**EXERCISE BRIEF:** Return every line of the material exactly.

**RECORDS SUPPLIED:**

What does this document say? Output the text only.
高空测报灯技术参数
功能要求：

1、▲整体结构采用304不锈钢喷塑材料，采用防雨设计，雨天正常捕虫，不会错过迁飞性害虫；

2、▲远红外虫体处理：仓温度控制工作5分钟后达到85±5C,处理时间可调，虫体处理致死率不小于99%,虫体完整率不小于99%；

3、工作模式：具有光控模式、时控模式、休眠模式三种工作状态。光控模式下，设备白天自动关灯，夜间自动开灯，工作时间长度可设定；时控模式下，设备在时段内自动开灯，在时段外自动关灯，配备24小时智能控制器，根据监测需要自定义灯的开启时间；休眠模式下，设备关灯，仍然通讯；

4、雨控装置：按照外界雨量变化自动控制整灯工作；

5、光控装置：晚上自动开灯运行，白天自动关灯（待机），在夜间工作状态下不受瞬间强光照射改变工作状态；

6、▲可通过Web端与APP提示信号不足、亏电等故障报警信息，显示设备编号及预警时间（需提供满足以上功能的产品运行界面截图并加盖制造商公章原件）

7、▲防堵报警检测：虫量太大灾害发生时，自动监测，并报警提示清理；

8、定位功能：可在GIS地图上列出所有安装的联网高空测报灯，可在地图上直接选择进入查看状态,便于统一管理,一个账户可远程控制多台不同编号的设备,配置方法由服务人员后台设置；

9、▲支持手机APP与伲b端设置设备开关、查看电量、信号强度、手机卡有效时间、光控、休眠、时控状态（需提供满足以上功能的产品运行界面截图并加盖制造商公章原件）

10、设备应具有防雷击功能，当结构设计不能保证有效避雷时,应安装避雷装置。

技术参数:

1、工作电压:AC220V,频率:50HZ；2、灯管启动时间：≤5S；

**ANSWER TO THIS PROBLEM:**
What does this document say? Output the text only.
高空测报灯技术参数
功能要求：

1、▲整体结构采用304不锈钢喷塑材料，采用防雨设计，雨天正常捕虫，不会错过迁飞性害虫；

2、▲远红外虫体处理：仓温度控制工作5分钟后达到85±5C,处理时间可调，虫体处理致死率不小于99%,虫体完整率不小于99%；

3、工作模式：具有光控模式、时控模式、休眠模式三种工作状态。光控模式下，设备白天自动关灯，夜间自动开灯，工作时间长度可设定；时控模式下，设备在时段内自动开灯，在时段外自动关灯，配备24小时智能控制器，根据监测需要自定义灯的开启时间；休眠模式下，设备关灯，仍然通讯；

4、雨控装置：按照外界雨量变化自动控制整灯工作；

5、光控装置：晚上自动开灯运行，白天自动关灯（待机），在夜间工作状态下不受瞬间强光照射改变工作状态；

6、▲可通过Web端与APP提示信号不足、亏电等故障报警信息，显示设备编号及预警时间（需提供满足以上功能的产品运行界面截图并加盖制造商公章原件）

7、▲防堵报警检测：虫量太大灾害发生时，自动监测，并报警提示清理；

8、定位功能：可在GIS地图上列出所有安装的联网高空测报灯，可在地图上直接选择进入查看状态,便于统一管理,一个账户可远程控制多台不同编号的设备,配置方法由服务人员后台设置；

9、▲支持手机APP与伲b端设置设备开关、查看电量、信号强度、手机卡有效时间、光控、休眠、时控状态（需提供满足以上功能的产品运行界面截图并加盖制造商公章原件）

10、设备应具有防雷击功能，当结构设计不能保证有效避雷时,应安装避雷装置。

技术参数:

1、工作电压:AC220V,频率:50HZ；2、灯管启动时间：≤5S；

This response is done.